The exercise: Locate the string "الأك" in the records below. Copy every line where it occurs.
++++++++
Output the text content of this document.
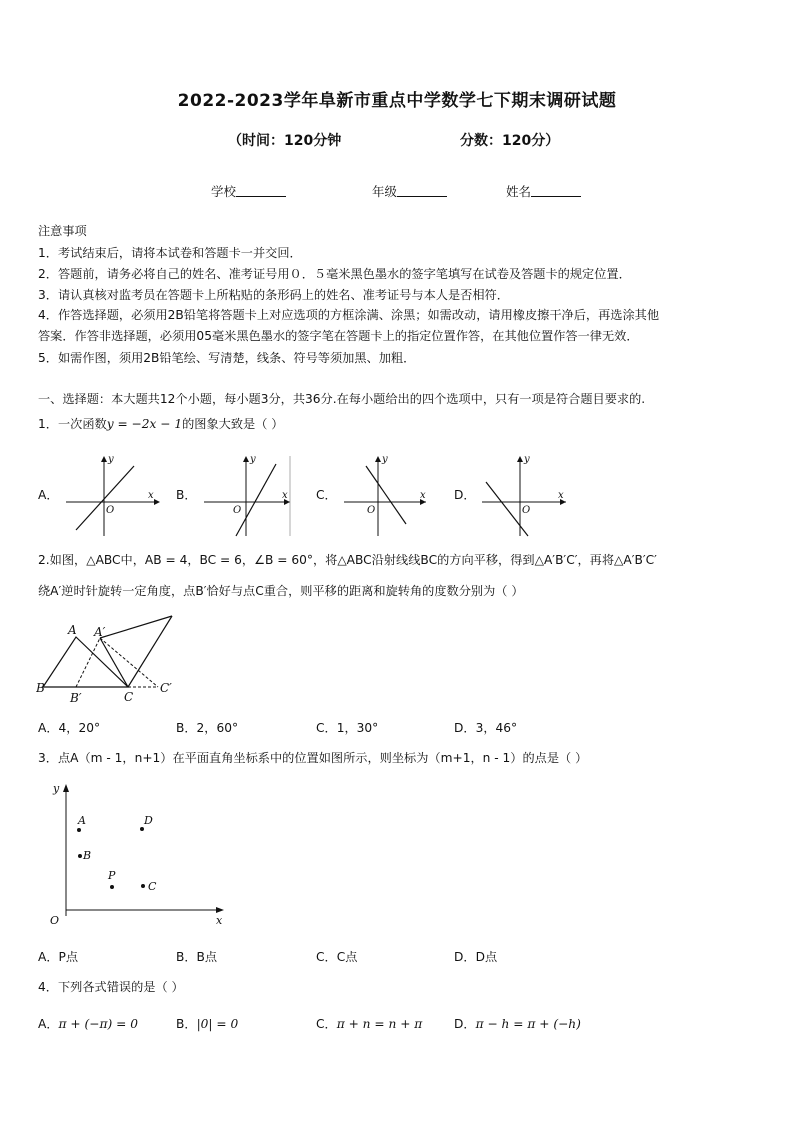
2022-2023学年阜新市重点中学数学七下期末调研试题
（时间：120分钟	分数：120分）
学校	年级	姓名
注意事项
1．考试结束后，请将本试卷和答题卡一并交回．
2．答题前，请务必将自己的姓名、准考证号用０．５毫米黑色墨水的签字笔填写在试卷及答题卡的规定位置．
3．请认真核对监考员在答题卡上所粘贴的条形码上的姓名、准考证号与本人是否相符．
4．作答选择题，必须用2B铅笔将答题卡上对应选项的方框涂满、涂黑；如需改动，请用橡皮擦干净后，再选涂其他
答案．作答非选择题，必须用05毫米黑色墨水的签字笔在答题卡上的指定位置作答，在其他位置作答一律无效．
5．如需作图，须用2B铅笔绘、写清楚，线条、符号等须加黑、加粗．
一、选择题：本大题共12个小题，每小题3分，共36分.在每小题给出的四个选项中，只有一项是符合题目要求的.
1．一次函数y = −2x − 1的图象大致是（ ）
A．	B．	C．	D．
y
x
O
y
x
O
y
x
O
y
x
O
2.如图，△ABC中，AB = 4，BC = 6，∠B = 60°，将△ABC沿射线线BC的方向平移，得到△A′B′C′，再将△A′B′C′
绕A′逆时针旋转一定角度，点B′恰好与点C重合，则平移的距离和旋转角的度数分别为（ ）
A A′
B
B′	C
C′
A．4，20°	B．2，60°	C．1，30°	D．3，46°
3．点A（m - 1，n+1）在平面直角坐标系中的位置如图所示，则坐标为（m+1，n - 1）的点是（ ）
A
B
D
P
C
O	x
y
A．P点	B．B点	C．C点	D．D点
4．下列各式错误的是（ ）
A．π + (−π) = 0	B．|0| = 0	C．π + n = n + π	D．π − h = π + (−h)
++++++++
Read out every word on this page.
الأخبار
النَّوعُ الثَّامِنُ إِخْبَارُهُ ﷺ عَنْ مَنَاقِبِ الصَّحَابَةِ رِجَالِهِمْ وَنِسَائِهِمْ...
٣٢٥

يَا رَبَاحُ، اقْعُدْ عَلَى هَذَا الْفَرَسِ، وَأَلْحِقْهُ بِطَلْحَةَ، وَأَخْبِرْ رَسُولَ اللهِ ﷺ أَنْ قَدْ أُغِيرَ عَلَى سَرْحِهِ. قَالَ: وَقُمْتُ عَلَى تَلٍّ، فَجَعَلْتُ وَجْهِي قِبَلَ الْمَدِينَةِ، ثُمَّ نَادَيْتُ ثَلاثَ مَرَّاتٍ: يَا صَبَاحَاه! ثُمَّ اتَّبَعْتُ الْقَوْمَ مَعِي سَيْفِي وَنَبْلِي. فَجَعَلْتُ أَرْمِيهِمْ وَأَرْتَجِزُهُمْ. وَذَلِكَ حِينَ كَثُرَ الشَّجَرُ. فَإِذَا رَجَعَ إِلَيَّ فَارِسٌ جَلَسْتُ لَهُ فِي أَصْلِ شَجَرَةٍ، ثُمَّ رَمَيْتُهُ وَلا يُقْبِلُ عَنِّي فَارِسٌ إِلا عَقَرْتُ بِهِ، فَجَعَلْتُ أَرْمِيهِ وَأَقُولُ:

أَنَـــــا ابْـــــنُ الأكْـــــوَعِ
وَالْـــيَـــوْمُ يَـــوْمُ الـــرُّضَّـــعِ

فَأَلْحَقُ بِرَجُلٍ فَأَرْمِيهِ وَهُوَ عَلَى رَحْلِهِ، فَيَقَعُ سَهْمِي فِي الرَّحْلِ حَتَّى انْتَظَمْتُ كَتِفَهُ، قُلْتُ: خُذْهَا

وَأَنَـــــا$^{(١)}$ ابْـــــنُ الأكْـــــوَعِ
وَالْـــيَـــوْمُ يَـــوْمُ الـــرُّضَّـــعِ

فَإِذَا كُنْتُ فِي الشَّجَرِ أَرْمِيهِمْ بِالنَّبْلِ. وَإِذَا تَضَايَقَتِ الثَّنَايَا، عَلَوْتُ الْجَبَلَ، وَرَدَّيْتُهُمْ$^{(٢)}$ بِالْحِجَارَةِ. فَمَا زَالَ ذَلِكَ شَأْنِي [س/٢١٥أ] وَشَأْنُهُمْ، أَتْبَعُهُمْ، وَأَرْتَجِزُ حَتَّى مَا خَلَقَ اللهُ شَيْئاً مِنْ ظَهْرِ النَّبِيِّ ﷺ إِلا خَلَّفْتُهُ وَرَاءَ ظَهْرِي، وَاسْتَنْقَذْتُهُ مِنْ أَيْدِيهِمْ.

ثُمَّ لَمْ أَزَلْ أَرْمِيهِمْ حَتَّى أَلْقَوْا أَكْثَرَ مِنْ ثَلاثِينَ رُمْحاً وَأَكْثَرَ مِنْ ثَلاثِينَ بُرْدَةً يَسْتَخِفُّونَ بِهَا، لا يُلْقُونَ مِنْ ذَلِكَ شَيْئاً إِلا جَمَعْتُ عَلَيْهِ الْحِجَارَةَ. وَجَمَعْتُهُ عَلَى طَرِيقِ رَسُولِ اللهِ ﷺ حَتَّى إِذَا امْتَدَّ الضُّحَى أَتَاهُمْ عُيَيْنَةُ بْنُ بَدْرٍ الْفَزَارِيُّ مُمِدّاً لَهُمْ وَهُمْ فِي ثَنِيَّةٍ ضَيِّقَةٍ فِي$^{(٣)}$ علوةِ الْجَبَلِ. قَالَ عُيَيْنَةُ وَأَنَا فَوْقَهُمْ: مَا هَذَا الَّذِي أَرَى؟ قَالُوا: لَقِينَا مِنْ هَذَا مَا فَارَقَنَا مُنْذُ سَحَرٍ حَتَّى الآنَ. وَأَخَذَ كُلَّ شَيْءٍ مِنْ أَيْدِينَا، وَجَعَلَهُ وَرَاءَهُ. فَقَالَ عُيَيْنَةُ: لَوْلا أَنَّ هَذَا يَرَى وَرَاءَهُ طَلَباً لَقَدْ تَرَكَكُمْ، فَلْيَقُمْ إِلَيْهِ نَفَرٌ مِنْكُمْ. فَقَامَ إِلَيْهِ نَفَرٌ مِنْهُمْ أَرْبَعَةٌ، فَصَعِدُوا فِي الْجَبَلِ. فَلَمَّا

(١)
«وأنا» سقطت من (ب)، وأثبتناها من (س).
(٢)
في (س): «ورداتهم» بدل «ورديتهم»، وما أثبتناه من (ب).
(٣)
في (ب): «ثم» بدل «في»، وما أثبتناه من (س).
++++++++
Final result:
أَنَـــــا ابْـــــنُ الأكْـــــوَعِ
وَأَنَـــــا$^{(١)}$ ابْـــــنُ الأكْـــــوَعِ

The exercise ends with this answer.